CHALLENGE | Return the records, each one exactly as written.

INPUT MATERIAL |
■ ■ ■ ■ ■
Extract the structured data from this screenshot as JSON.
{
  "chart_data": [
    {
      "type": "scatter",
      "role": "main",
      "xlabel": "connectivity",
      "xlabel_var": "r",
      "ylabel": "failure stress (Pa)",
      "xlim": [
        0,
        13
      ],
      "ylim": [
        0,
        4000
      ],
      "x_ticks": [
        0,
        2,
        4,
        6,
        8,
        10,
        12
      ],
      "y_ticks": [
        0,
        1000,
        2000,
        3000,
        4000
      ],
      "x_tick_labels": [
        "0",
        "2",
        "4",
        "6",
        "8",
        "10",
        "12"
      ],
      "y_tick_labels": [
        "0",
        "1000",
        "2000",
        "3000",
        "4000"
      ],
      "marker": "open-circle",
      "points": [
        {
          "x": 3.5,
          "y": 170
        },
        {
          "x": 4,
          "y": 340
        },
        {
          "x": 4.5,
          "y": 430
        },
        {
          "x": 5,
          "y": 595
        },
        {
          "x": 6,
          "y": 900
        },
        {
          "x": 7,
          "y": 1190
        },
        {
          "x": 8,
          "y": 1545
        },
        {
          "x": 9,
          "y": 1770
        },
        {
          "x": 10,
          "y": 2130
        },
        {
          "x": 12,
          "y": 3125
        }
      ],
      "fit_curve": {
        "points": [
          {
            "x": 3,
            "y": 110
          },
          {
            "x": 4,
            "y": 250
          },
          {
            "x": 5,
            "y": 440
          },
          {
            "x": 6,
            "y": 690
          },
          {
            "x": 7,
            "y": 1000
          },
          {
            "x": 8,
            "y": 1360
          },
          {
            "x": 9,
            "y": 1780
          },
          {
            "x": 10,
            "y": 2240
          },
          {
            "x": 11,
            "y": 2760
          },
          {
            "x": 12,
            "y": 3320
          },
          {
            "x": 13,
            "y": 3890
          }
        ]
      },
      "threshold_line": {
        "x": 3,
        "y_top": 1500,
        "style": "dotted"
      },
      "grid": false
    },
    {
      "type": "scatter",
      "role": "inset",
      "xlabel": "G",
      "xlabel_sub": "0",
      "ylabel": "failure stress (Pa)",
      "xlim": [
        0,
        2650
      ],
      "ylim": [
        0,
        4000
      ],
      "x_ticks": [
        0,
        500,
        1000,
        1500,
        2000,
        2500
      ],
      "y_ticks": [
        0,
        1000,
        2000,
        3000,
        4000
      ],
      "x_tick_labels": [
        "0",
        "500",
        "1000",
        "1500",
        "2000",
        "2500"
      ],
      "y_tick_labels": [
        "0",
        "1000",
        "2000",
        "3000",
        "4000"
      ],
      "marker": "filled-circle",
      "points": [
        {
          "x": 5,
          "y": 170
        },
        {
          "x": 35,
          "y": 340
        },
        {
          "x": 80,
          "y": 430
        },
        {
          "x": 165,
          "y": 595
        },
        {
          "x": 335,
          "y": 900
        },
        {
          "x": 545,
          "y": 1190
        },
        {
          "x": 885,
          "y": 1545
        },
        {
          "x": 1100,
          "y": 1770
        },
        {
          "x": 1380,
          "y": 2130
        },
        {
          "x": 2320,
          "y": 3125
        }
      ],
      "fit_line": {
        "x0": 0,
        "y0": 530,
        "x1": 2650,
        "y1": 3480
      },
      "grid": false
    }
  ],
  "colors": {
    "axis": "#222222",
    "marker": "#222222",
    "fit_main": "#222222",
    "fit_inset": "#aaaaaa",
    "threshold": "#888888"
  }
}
■ ■ ■ ■ ■
SOLVED PROBLEM |
Extract the structured data from this screenshot as JSON.
{
  "chart_data": [
    {
      "type": "scatter",
      "role": "main",
      "xlabel": "connectivity",
      "xlabel_var": "r",
      "ylabel": "failure stress (Pa)",
      "xlim": [
        0,
        13
      ],
      "ylim": [
        0,
        4000
      ],
      "x_ticks": [
        0,
        2,
        4,
        6,
        8,
        10,
        12
      ],
      "y_ticks": [
        0,
        1000,
        2000,
        3000,
        4000
      ],
      "x_tick_labels": [
        "0",
        "2",
        "4",
        "6",
        "8",
        "10",
        "12"
      ],
      "y_tick_labels": [
        "0",
        "1000",
        "2000",
        "3000",
        "4000"
      ],
      "marker": "open-circle",
      "points": [
        {
          "x": 3.5,
          "y": 170
        },
        {
          "x": 4,
          "y": 340
        },
        {
          "x": 4.5,
          "y": 430
        },
        {
          "x": 5,
          "y": 595
        },
        {
          "x": 6,
          "y": 900
        },
        {
          "x": 7,
          "y": 1190
        },
        {
          "x": 8,
          "y": 1545
        },
        {
          "x": 9,
          "y": 1770
        },
        {
          "x": 10,
          "y": 2130
        },
        {
          "x": 12,
          "y": 3125
        }
      ],
      "fit_curve": {
        "points": [
          {
            "x": 3,
            "y": 110
          },
          {
            "x": 4,
            "y": 250
          },
          {
            "x": 5,
            "y": 440
          },
          {
            "x": 6,
            "y": 690
          },
          {
            "x": 7,
            "y": 1000
          },
          {
            "x": 8,
            "y": 1360
          },
          {
            "x": 9,
            "y": 1780
          },
          {
            "x": 10,
            "y": 2240
          },
          {
            "x": 11,
            "y": 2760
          },
          {
            "x": 12,
            "y": 3320
          },
          {
            "x": 13,
            "y": 3890
          }
        ]
      },
      "threshold_line": {
        "x": 3,
        "y_top": 1500,
        "style": "dotted"
      },
      "grid": false
    },
    {
      "type": "scatter",
      "role": "inset",
      "xlabel": "G",
      "xlabel_sub": "0",
      "ylabel": "failure stress (Pa)",
      "xlim": [
        0,
        2650
      ],
      "ylim": [
        0,
        4000
      ],
      "x_ticks": [
        0,
        500,
        1000,
        1500,
        2000,
        2500
      ],
      "y_ticks": [
        0,
        1000,
        2000,
        3000,
        4000
      ],
      "x_tick_labels": [
        "0",
        "500",
        "1000",
        "1500",
        "2000",
        "2500"
      ],
      "y_tick_labels": [
        "0",
        "1000",
        "2000",
        "3000",
        "4000"
      ],
      "marker": "filled-circle",
      "points": [
        {
          "x": 5,
          "y": 170
        },
        {
          "x": 35,
          "y": 340
        },
        {
          "x": 80,
          "y": 430
        },
        {
          "x": 165,
          "y": 595
        },
        {
          "x": 335,
          "y": 900
        },
        {
          "x": 545,
          "y": 1190
        },
        {
          "x": 885,
          "y": 1545
        },
        {
          "x": 1100,
          "y": 1770
        },
        {
          "x": 1380,
          "y": 2130
        },
        {
          "x": 2320,
          "y": 3125
        }
      ],
      "fit_line": {
        "x0": 0,
        "y0": 530,
        "x1": 2650,
        "y1": 3480
      },
      "grid": false
    }
  ],
  "colors": {
    "axis": "#222222",
    "marker": "#222222",
    "fit_main": "#222222",
    "fit_inset": "#aaaaaa",
    "threshold": "#888888"
  }
}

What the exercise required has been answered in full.